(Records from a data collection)
★ ★ ★ ★ ★
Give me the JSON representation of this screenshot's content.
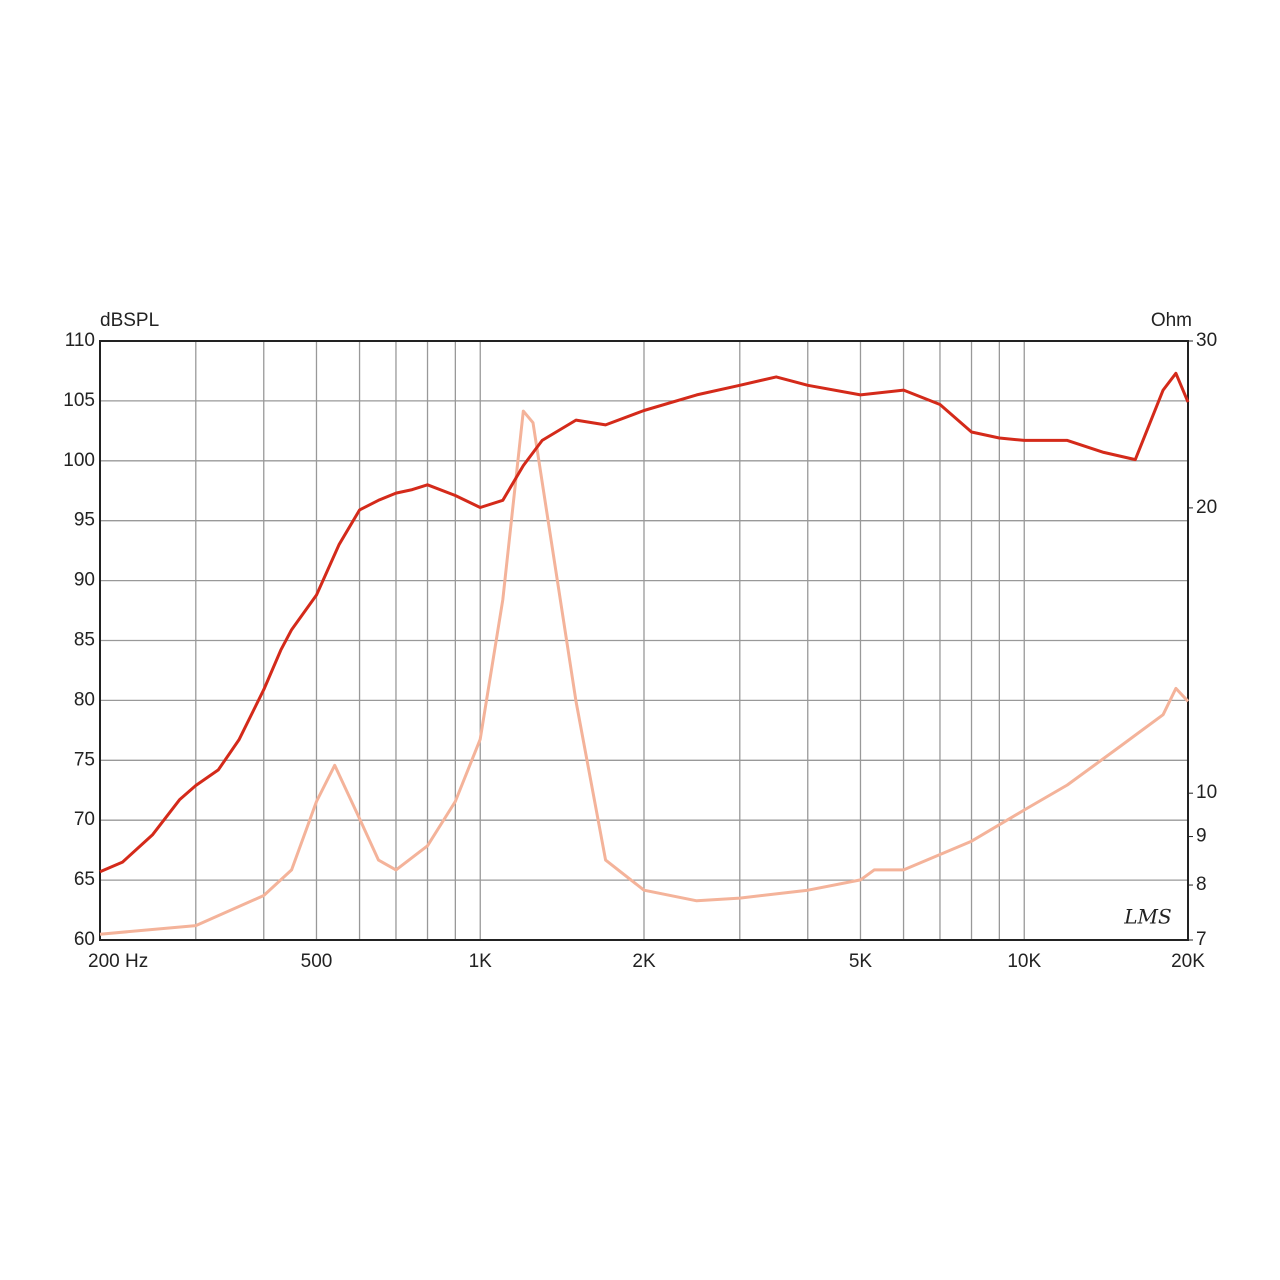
{
  "chart_data": {
    "type": "line",
    "y_label": "dBSPL",
    "y2_label": "Ohm",
    "annotation": "LMS",
    "xscale": "log",
    "y2scale": "log",
    "grid": true,
    "xlim": [
      200,
      20000
    ],
    "ylim": [
      60,
      110
    ],
    "y2lim": [
      7,
      30
    ],
    "xticks": [
      {
        "value": 200,
        "label": "200 Hz"
      },
      500,
      {
        "value": 1000,
        "label": "1K"
      },
      {
        "value": 2000,
        "label": "2K"
      },
      {
        "value": 5000,
        "label": "5K"
      },
      {
        "value": 10000,
        "label": "10K"
      },
      {
        "value": 20000,
        "label": "20K"
      }
    ],
    "xminor": [
      300,
      400,
      600,
      700,
      800,
      900,
      3000,
      4000,
      6000,
      7000,
      8000,
      9000
    ],
    "yticks": [
      60,
      65,
      70,
      75,
      80,
      85,
      90,
      95,
      100,
      105,
      110
    ],
    "y2ticks": [
      7,
      8,
      9,
      10,
      20,
      30
    ],
    "series": [
      {
        "color": "#d42a1a",
        "x": [
          200,
          220,
          250,
          280,
          300,
          330,
          360,
          400,
          430,
          450,
          500,
          550,
          600,
          650,
          700,
          750,
          800,
          900,
          1000,
          1100,
          1200,
          1300,
          1500,
          1700,
          2000,
          2500,
          3000,
          3500,
          4000,
          5000,
          6000,
          7000,
          8000,
          9000,
          10000,
          12000,
          14000,
          16000,
          18000,
          19000,
          20000
        ],
        "values": [
          65.7,
          66.5,
          68.8,
          71.7,
          72.9,
          74.2,
          76.7,
          80.9,
          84.2,
          85.9,
          88.8,
          93,
          95.9,
          96.7,
          97.3,
          97.6,
          98,
          97.1,
          96.1,
          96.7,
          99.6,
          101.7,
          103.4,
          103,
          104.2,
          105.5,
          106.3,
          107,
          106.3,
          105.5,
          105.9,
          104.7,
          102.4,
          101.9,
          101.7,
          101.7,
          100.7,
          100.1,
          105.9,
          107.3,
          104.9
        ]
      },
      {
        "color": "#f4b39a",
        "axis": "y2",
        "x": [
          200,
          300,
          400,
          450,
          500,
          540,
          600,
          650,
          700,
          800,
          900,
          1000,
          1100,
          1200,
          1250,
          1350,
          1500,
          1700,
          2000,
          2500,
          3000,
          4000,
          5000,
          5300,
          6000,
          8000,
          10000,
          12000,
          15000,
          18000,
          19000,
          20000
        ],
        "values": [
          7.1,
          7.25,
          7.8,
          8.3,
          9.8,
          10.7,
          9.4,
          8.5,
          8.3,
          8.8,
          9.8,
          11.4,
          16,
          25.3,
          24.6,
          18.5,
          12.5,
          8.5,
          7.9,
          7.7,
          7.75,
          7.9,
          8.1,
          8.3,
          8.3,
          8.9,
          9.6,
          10.2,
          11.2,
          12.1,
          12.9,
          12.5
        ]
      }
    ]
  }
}
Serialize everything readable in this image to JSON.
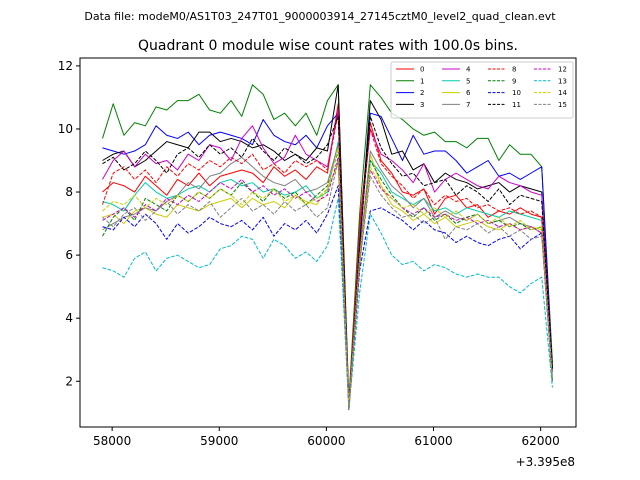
{
  "chart_data": {
    "type": "line",
    "suptitle": "Data file: modeM0/AS1T03_247T01_9000003914_27145cztM0_level2_quad_clean.evt",
    "title": "Quadrant 0 module wise count rates with 100.0s bins.",
    "xlabel": "",
    "ylabel": "",
    "x_offset_label": "+3.395e8",
    "xlim": [
      57700,
      62330
    ],
    "ylim": [
      0.55,
      12.25
    ],
    "x_ticks": [
      58000,
      59000,
      60000,
      61000,
      62000
    ],
    "x_tick_labels": [
      "58000",
      "59000",
      "60000",
      "61000",
      "62000"
    ],
    "y_ticks": [
      2,
      4,
      6,
      8,
      10,
      12
    ],
    "y_tick_labels": [
      "2",
      "4",
      "6",
      "8",
      "10",
      "12"
    ],
    "legend_position": "top-right",
    "legend_columns": 4,
    "grid": false,
    "x": [
      57910,
      58010,
      58110,
      58210,
      58310,
      58410,
      58510,
      58610,
      58710,
      58810,
      58910,
      59010,
      59110,
      59210,
      59310,
      59410,
      59510,
      59610,
      59710,
      59810,
      59910,
      60010,
      60110,
      60210,
      60310,
      60410,
      60510,
      60610,
      60710,
      60810,
      60910,
      61010,
      61110,
      61210,
      61310,
      61410,
      61510,
      61610,
      61710,
      61810,
      61910,
      62010,
      62110
    ],
    "series": [
      {
        "name": "0",
        "color": "#ff0000",
        "dash": "solid",
        "values": [
          8.0,
          8.3,
          8.2,
          8.0,
          8.5,
          8.2,
          7.9,
          8.4,
          8.2,
          8.6,
          8.2,
          8.5,
          8.6,
          8.7,
          8.6,
          8.3,
          8.8,
          8.5,
          8.7,
          8.4,
          8.8,
          8.6,
          10.8,
          1.3,
          7.0,
          10.2,
          9.0,
          8.6,
          8.0,
          7.9,
          8.1,
          7.3,
          7.8,
          7.9,
          7.5,
          7.6,
          7.2,
          7.4,
          7.3,
          7.5,
          7.3,
          7.2,
          2.5
        ]
      },
      {
        "name": "1",
        "color": "#008000",
        "dash": "solid",
        "values": [
          9.7,
          10.8,
          9.8,
          10.2,
          10.1,
          10.7,
          10.6,
          10.9,
          10.9,
          11.1,
          10.6,
          10.5,
          10.9,
          10.4,
          11.4,
          11.1,
          10.3,
          10.5,
          10.1,
          10.5,
          9.8,
          10.9,
          11.4,
          1.4,
          7.3,
          11.4,
          11.0,
          10.5,
          10.3,
          10.0,
          9.8,
          9.9,
          9.6,
          9.6,
          9.4,
          9.7,
          9.7,
          9.0,
          9.5,
          9.2,
          9.2,
          8.8,
          2.6
        ]
      },
      {
        "name": "2",
        "color": "#0000ff",
        "dash": "solid",
        "values": [
          9.4,
          9.3,
          9.2,
          9.3,
          9.5,
          10.1,
          9.8,
          9.7,
          9.9,
          9.5,
          9.8,
          9.9,
          9.8,
          9.7,
          9.5,
          10.3,
          9.8,
          9.6,
          9.5,
          9.8,
          9.4,
          10.1,
          10.5,
          1.2,
          6.2,
          10.5,
          10.4,
          9.7,
          9.0,
          9.8,
          9.2,
          9.3,
          9.3,
          9.0,
          8.6,
          8.8,
          9.0,
          8.5,
          8.6,
          8.4,
          8.6,
          8.8,
          2.4
        ]
      },
      {
        "name": "3",
        "color": "#000000",
        "dash": "solid",
        "values": [
          9.0,
          9.2,
          9.3,
          8.8,
          9.0,
          9.3,
          9.6,
          9.5,
          9.4,
          9.9,
          9.9,
          9.6,
          9.7,
          9.6,
          9.4,
          9.5,
          9.3,
          9.0,
          9.2,
          9.0,
          9.4,
          9.3,
          11.4,
          1.1,
          6.4,
          10.9,
          10.3,
          9.2,
          9.3,
          8.7,
          8.9,
          8.3,
          8.6,
          8.4,
          8.3,
          8.1,
          8.2,
          8.3,
          8.0,
          8.2,
          8.1,
          8.0,
          2.4
        ]
      },
      {
        "name": "4",
        "color": "#cc00cc",
        "dash": "solid",
        "values": [
          8.4,
          9.0,
          9.3,
          8.8,
          9.2,
          8.9,
          9.0,
          8.7,
          9.2,
          9.0,
          9.5,
          9.4,
          9.0,
          9.7,
          10.1,
          9.4,
          8.9,
          9.1,
          9.8,
          9.2,
          9.0,
          8.8,
          10.6,
          1.2,
          6.7,
          10.0,
          9.2,
          9.0,
          8.7,
          8.3,
          8.9,
          8.0,
          8.4,
          8.6,
          8.4,
          8.2,
          8.1,
          8.5,
          8.3,
          8.2,
          8.0,
          7.9,
          2.3
        ]
      },
      {
        "name": "5",
        "color": "#00ccaa",
        "dash": "solid",
        "values": [
          7.7,
          7.6,
          7.4,
          7.9,
          8.3,
          8.0,
          7.8,
          7.9,
          8.1,
          8.2,
          8.0,
          8.3,
          8.4,
          8.2,
          8.3,
          8.0,
          8.1,
          7.9,
          8.0,
          8.2,
          7.8,
          8.0,
          9.6,
          1.2,
          5.9,
          9.0,
          8.6,
          8.0,
          7.8,
          7.6,
          7.8,
          7.4,
          7.5,
          7.3,
          7.5,
          7.4,
          7.3,
          7.2,
          7.4,
          7.3,
          7.2,
          7.1,
          2.1
        ]
      },
      {
        "name": "6",
        "color": "#cccc00",
        "dash": "solid",
        "values": [
          7.2,
          7.3,
          7.0,
          7.4,
          7.5,
          7.3,
          7.2,
          7.6,
          7.5,
          7.4,
          7.6,
          7.7,
          7.8,
          7.5,
          7.8,
          7.6,
          7.7,
          7.5,
          7.9,
          7.7,
          7.6,
          8.1,
          8.9,
          1.1,
          5.6,
          9.2,
          8.2,
          7.6,
          7.4,
          7.1,
          7.3,
          7.0,
          7.2,
          6.9,
          7.0,
          7.1,
          6.9,
          6.8,
          7.0,
          6.8,
          6.9,
          6.8,
          2.0
        ]
      },
      {
        "name": "7",
        "color": "#808080",
        "dash": "solid",
        "values": [
          6.8,
          7.0,
          7.2,
          7.3,
          7.5,
          7.4,
          7.7,
          7.9,
          8.3,
          8.1,
          8.5,
          8.6,
          8.9,
          9.1,
          8.8,
          8.5,
          8.3,
          8.2,
          8.4,
          8.0,
          8.1,
          8.3,
          9.5,
          1.2,
          6.0,
          9.3,
          8.7,
          8.2,
          7.9,
          7.5,
          7.8,
          7.2,
          7.4,
          7.2,
          7.1,
          7.3,
          7.0,
          7.1,
          7.2,
          7.0,
          6.9,
          6.7,
          2.0
        ]
      },
      {
        "name": "8",
        "color": "#ff0000",
        "dash": "dashed",
        "values": [
          7.6,
          8.6,
          8.8,
          8.4,
          8.7,
          8.3,
          8.8,
          8.5,
          8.9,
          8.7,
          9.0,
          8.8,
          9.1,
          8.9,
          9.2,
          8.7,
          8.9,
          8.6,
          9.0,
          8.8,
          9.0,
          8.7,
          10.5,
          1.2,
          6.8,
          10.0,
          8.9,
          8.5,
          8.2,
          7.8,
          8.1,
          7.6,
          7.9,
          7.7,
          7.8,
          7.5,
          7.6,
          7.4,
          7.5,
          7.3,
          7.4,
          7.2,
          2.3
        ]
      },
      {
        "name": "9",
        "color": "#008000",
        "dash": "dashed",
        "values": [
          6.6,
          7.2,
          7.5,
          7.1,
          7.8,
          7.6,
          7.4,
          7.9,
          7.7,
          8.0,
          7.8,
          8.1,
          7.9,
          8.3,
          8.0,
          7.7,
          8.1,
          7.8,
          8.0,
          7.6,
          7.9,
          8.2,
          9.3,
          1.1,
          5.9,
          9.0,
          8.4,
          7.9,
          7.5,
          7.2,
          7.5,
          7.1,
          7.3,
          7.0,
          7.2,
          7.3,
          7.0,
          7.1,
          6.9,
          7.0,
          6.8,
          6.9,
          2.1
        ]
      },
      {
        "name": "10",
        "color": "#0000ff",
        "dash": "dashed",
        "values": [
          6.9,
          6.8,
          7.2,
          6.9,
          7.3,
          7.0,
          6.5,
          7.0,
          6.7,
          6.9,
          7.2,
          7.0,
          6.9,
          7.1,
          6.8,
          7.2,
          6.6,
          7.0,
          6.8,
          7.1,
          6.7,
          7.3,
          8.2,
          1.1,
          5.5,
          7.4,
          7.5,
          7.3,
          7.1,
          6.8,
          7.1,
          6.8,
          6.7,
          6.4,
          6.6,
          6.4,
          6.3,
          6.5,
          6.6,
          6.2,
          6.5,
          6.7,
          2.0
        ]
      },
      {
        "name": "11",
        "color": "#000000",
        "dash": "dashed",
        "values": [
          8.9,
          9.1,
          8.7,
          8.9,
          9.3,
          9.0,
          8.6,
          9.2,
          9.4,
          9.1,
          9.5,
          9.2,
          9.4,
          9.1,
          9.7,
          9.3,
          9.0,
          9.4,
          9.2,
          8.9,
          9.1,
          9.5,
          10.4,
          1.2,
          6.3,
          10.4,
          9.4,
          8.9,
          8.5,
          8.6,
          8.2,
          8.3,
          8.4,
          7.9,
          8.2,
          8.0,
          7.7,
          8.1,
          7.6,
          7.9,
          7.8,
          7.7,
          2.4
        ]
      },
      {
        "name": "12",
        "color": "#cc00cc",
        "dash": "dashed",
        "values": [
          7.1,
          7.3,
          7.5,
          7.2,
          7.6,
          7.4,
          7.8,
          7.6,
          7.9,
          7.7,
          8.0,
          8.3,
          8.1,
          8.4,
          8.0,
          8.2,
          7.9,
          8.1,
          7.8,
          8.0,
          7.7,
          7.9,
          9.1,
          1.2,
          5.8,
          8.7,
          8.1,
          7.8,
          7.5,
          7.3,
          7.5,
          7.2,
          7.3,
          7.1,
          7.2,
          7.0,
          7.1,
          6.9,
          7.0,
          6.8,
          6.9,
          6.7,
          2.0
        ]
      },
      {
        "name": "13",
        "color": "#00bbcc",
        "dash": "dashed",
        "values": [
          5.6,
          5.5,
          5.3,
          5.9,
          6.1,
          5.5,
          5.9,
          6.0,
          5.8,
          5.6,
          5.7,
          6.2,
          6.3,
          6.6,
          6.5,
          5.9,
          6.5,
          6.3,
          5.9,
          6.1,
          5.8,
          6.3,
          7.8,
          1.1,
          4.8,
          7.3,
          6.7,
          6.0,
          5.7,
          5.8,
          5.5,
          5.7,
          5.6,
          5.4,
          5.3,
          5.4,
          5.3,
          5.3,
          5.0,
          4.8,
          5.1,
          5.3,
          1.8
        ]
      },
      {
        "name": "14",
        "color": "#cccc00",
        "dash": "dashed",
        "values": [
          7.4,
          7.7,
          7.6,
          7.9,
          7.5,
          7.8,
          7.6,
          7.9,
          7.7,
          8.0,
          7.8,
          8.1,
          7.9,
          7.6,
          8.0,
          7.8,
          8.1,
          7.7,
          7.9,
          7.6,
          7.8,
          8.1,
          9.4,
          1.2,
          5.9,
          8.8,
          8.2,
          7.8,
          7.5,
          7.6,
          7.3,
          7.5,
          7.2,
          7.4,
          7.1,
          7.3,
          7.0,
          7.2,
          6.9,
          7.1,
          6.8,
          6.9,
          2.1
        ]
      },
      {
        "name": "15",
        "color": "#808080",
        "dash": "dashed",
        "values": [
          7.2,
          6.9,
          7.3,
          7.5,
          7.1,
          7.4,
          7.7,
          7.3,
          7.6,
          7.4,
          7.7,
          7.2,
          7.5,
          7.8,
          7.4,
          7.6,
          7.3,
          7.7,
          7.4,
          7.6,
          7.2,
          7.5,
          9.0,
          1.1,
          5.7,
          8.5,
          7.9,
          7.5,
          7.2,
          7.3,
          7.0,
          7.2,
          6.5,
          6.9,
          6.8,
          7.0,
          6.7,
          6.9,
          6.6,
          6.8,
          6.5,
          6.6,
          2.0
        ]
      }
    ]
  }
}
★ ★ ★ ★ ★
# Problem
How many lines of the listing above include the word "this"? Reply with the number alone.

# Finished answer
2